WRITTEN INSTRUCTION | List every newspaper, book, or magazine that the passage below on historical fiction for children names by title.

SELECTED PASSAGE |
START
Someone somewhere (probably the Guardian) was complaining about the lack of high-quality historical fiction for children these days... Leaving aside the narrowness of a definition that wouldn't include The Golden Compass as historical fiction (after a fashion), it made me reflect on my own childhood love of books about 'real' events and people by authors such as Rosemary Sutcliffe and Geraldine MacCaughren, whose A Little Lower Than Angels is one of my favourite books (and still in my library, twenty years on). I was a fanatical collector of a kids' magazine called Discovery: each issue covered a different historical period, and included a tape with 'as if you were there' eyewitness accounts of events and places, and some sort of project (I remember building a cardboard astrolabe and developing a code based on Mary Queen of Scots' secret communications). History was rich and fascinating -- if frustrating. I was never one to quest for a single truth, but I did want more than kings and queens. And more than anything, I think I wanted place.
END
ENTRIES SHOWN |
START
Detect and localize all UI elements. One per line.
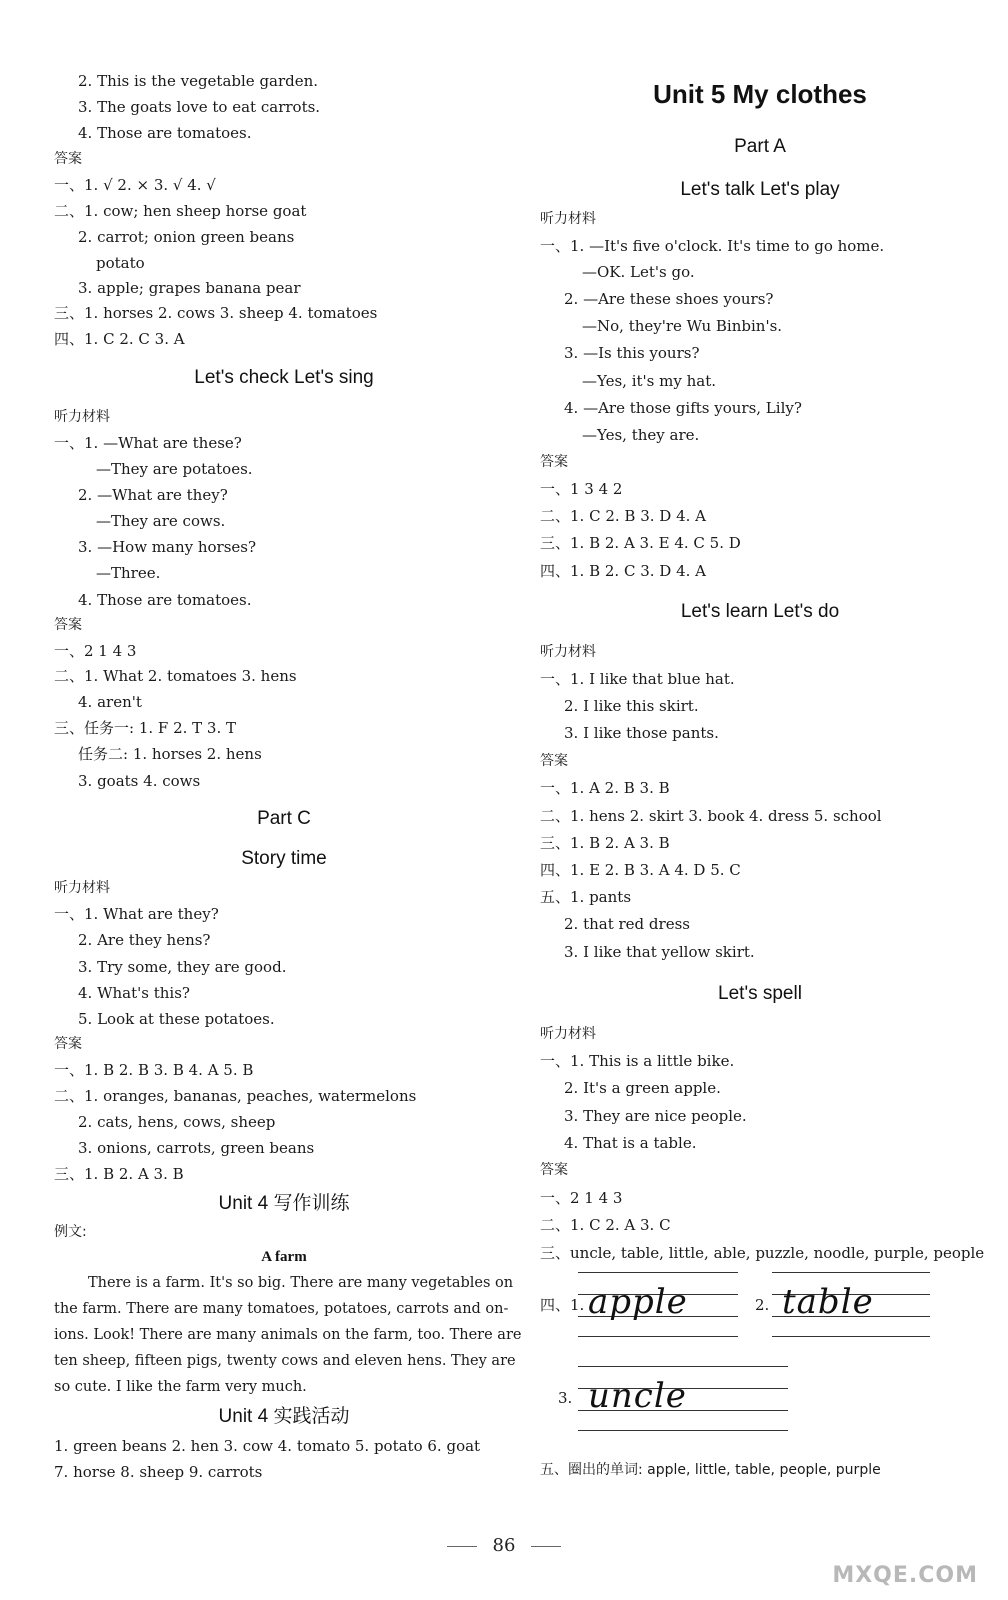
listening-line: —No, they're Wu Binbin's. (582, 317, 783, 335)
answer-line: 五、1. pants (540, 888, 632, 906)
guide-line (578, 1336, 738, 1337)
section-heading: Part A (734, 136, 786, 157)
unit-title: Unit 5 My clothes (653, 79, 867, 109)
answer-line: 一、2 1 4 3 (540, 1189, 623, 1207)
answer-line: 四、1. E 2. B 3. A 4. D 5. C (540, 861, 741, 879)
page-number (0, 1535, 1008, 1556)
section-heading: Let's talk Let's play (680, 179, 840, 200)
listening-line: 4. Those are tomatoes. (78, 591, 252, 609)
answer-line: 3. onions, carrots, green beans (78, 1139, 315, 1157)
listening-line: —Three. (96, 564, 161, 582)
answer-line: 2. carrot; onion green beans (78, 228, 295, 246)
listening-line: —They are cows. (96, 512, 226, 530)
page-number-text: 86 (492, 1535, 516, 1556)
answers-label: 答案 (540, 753, 568, 769)
guide-line (578, 1272, 738, 1273)
answer-line: 一、1. √ 2. × 3. √ 4. √ (54, 176, 216, 194)
listening-label: 听力材料 (54, 409, 110, 425)
answer-line: 一、1 3 4 2 (540, 480, 623, 498)
answer-line: 一、1. B 2. B 3. B 4. A 5. B (54, 1061, 254, 1079)
listening-line: 一、1. —What are these? (54, 434, 242, 452)
answer-line: 二、1. C 2. B 3. D 4. A (540, 507, 706, 525)
handwritten-word: apple (588, 1282, 688, 1322)
listening-line: 2. Are they hens? (78, 931, 211, 949)
circled-words-line: 五、圈出的单词: apple, little, table, people, purple (540, 1462, 881, 1478)
handwriting-lines-2 (772, 1268, 930, 1338)
answer-line: 2. cats, hens, cows, sheep (78, 1113, 276, 1131)
answer-line: 三、1. B 2. A 3. B (540, 834, 670, 852)
handwriting-lines-1 (578, 1268, 738, 1338)
handwriting-lines-3 (578, 1362, 788, 1432)
essay-title: A farm (261, 1249, 307, 1265)
listening-line: 一、1. —It's five o'clock. It's time to go home. (540, 237, 885, 255)
answer-line: potato (96, 254, 145, 272)
answer-line: 二、1. oranges, bananas, peaches, watermelons (54, 1087, 417, 1105)
answers-label: 答案 (54, 617, 82, 633)
answer-line: 四、1. C 2. C 3. A (54, 330, 185, 348)
listening-line: 一、1. What are they? (54, 905, 219, 923)
listening-line: 2. —Are these shoes yours? (564, 290, 774, 308)
listening-line: 3. They are nice people. (564, 1107, 747, 1125)
listening-line: 3. Try some, they are good. (78, 958, 287, 976)
answer-line: 三、1. horses 2. cows 3. sheep 4. tomatoes (54, 304, 378, 322)
listening-line: 2. It's a green apple. (564, 1079, 721, 1097)
answer-line: 3. apple; grapes banana pear (78, 279, 301, 297)
listening-line: 4. What's this? (78, 984, 190, 1002)
answer-line: 三、任务一: 1. F 2. T 3. T (54, 719, 237, 737)
answer-line: 一、2 1 4 3 (54, 642, 137, 660)
answer-line: 三、1. B 2. A 3. E 4. C 5. D (540, 534, 741, 552)
handwritten-word: uncle (588, 1376, 687, 1416)
text-line: 3. The goats love to eat carrots. (78, 98, 321, 116)
handwriting-label: 2. (755, 1296, 770, 1314)
answer-line: 二、1. cow; hen sheep horse goat (54, 202, 307, 220)
listening-line: 3. I like those pants. (564, 724, 719, 742)
listening-line: —They are potatoes. (96, 460, 253, 478)
answers-label: 答案 (54, 1036, 82, 1052)
dash-left (447, 1546, 477, 1547)
practice-line: 7. horse 8. sheep 9. carrots (54, 1463, 263, 1481)
section-heading: Let's learn Let's do (680, 601, 840, 622)
section-heading: Story time (241, 848, 327, 869)
listening-label: 听力材料 (54, 880, 110, 896)
answer-line: 二、1. hens 2. skirt 3. book 4. dress 5. school (540, 807, 882, 825)
example-label: 例文: (54, 1224, 87, 1240)
answer-line: 任务二: 1. horses 2. hens (78, 745, 262, 763)
listening-line: —Yes, they are. (582, 426, 700, 444)
essay-line: so cute. I like the farm very much. (54, 1379, 307, 1395)
section-heading: Unit 4 实践活动 (218, 1406, 350, 1427)
answer-line: 4. aren't (78, 693, 142, 711)
answer-line: 三、1. B 2. A 3. B (54, 1165, 184, 1183)
guide-line (578, 1366, 788, 1367)
answer-line: 二、1. What 2. tomatoes 3. hens (54, 667, 297, 685)
guide-line (772, 1272, 930, 1273)
listening-line: 4. —Are those gifts yours, Lily? (564, 399, 802, 417)
essay-line: ions. Look! There are many animals on the farm, too. There are (54, 1327, 522, 1343)
listening-label: 听力材料 (540, 211, 596, 227)
listening-line: 一、1. This is a little bike. (540, 1052, 735, 1070)
essay-line: There is a farm. It's so big. There are many vegetables on (88, 1275, 514, 1291)
listening-label: 听力材料 (540, 644, 596, 660)
section-heading: Let's spell (718, 983, 802, 1004)
dash-right (531, 1546, 561, 1547)
answer-line: 四、1. B 2. C 3. D 4. A (540, 562, 706, 580)
answers-label: 答案 (540, 454, 568, 470)
essay-line: the farm. There are many tomatoes, potatoes, carrots and on- (54, 1301, 509, 1317)
watermark: MXQE.COM (832, 1563, 978, 1588)
listening-line: 4. That is a table. (564, 1134, 697, 1152)
practice-line: 1. green beans 2. hen 3. cow 4. tomato 5. potato 6. goat (54, 1437, 481, 1455)
handwriting-label: 四、1. (540, 1296, 585, 1314)
listening-line: 2. I like this skirt. (564, 697, 699, 715)
listening-line: —Yes, it's my hat. (582, 372, 716, 390)
handwritten-word: table (782, 1282, 874, 1322)
guide-line (772, 1336, 930, 1337)
section-heading: Let's check Let's sing (194, 367, 374, 388)
answer-line: 一、1. A 2. B 3. B (540, 779, 670, 797)
essay-line: ten sheep, fifteen pigs, twenty cows and eleven hens. They are (54, 1353, 516, 1369)
listening-line: 3. —How many horses? (78, 538, 257, 556)
handwriting-label: 3. (558, 1389, 573, 1407)
listening-line: —OK. Let's go. (582, 263, 695, 281)
section-heading: Part C (257, 808, 311, 829)
answer-line: 2. that red dress (564, 915, 690, 933)
answer-line: 二、1. C 2. A 3. C (540, 1216, 671, 1234)
listening-line: 一、1. I like that blue hat. (540, 670, 735, 688)
answers-label: 答案 (54, 151, 82, 167)
listening-line: 5. Look at these potatoes. (78, 1010, 275, 1028)
guide-line (578, 1430, 788, 1431)
listening-label: 听力材料 (540, 1026, 596, 1042)
answer-line: 3. I like that yellow skirt. (564, 943, 755, 961)
section-heading: Unit 4 写作训练 (218, 1193, 350, 1214)
text-line: 4. Those are tomatoes. (78, 124, 252, 142)
text-line: 2. This is the vegetable garden. (78, 72, 319, 90)
answers-label: 答案 (540, 1162, 568, 1178)
listening-line: 2. —What are they? (78, 486, 228, 504)
listening-line: 3. —Is this yours? (564, 344, 700, 362)
answer-line: 3. goats 4. cows (78, 772, 201, 790)
answer-line: 三、uncle, table, little, able, puzzle, noodle, purple, people (540, 1244, 985, 1262)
END
TASK SOLUTION |
- the Guardian
- The Golden Compass
- A Little Lower Than Angels
- Discovery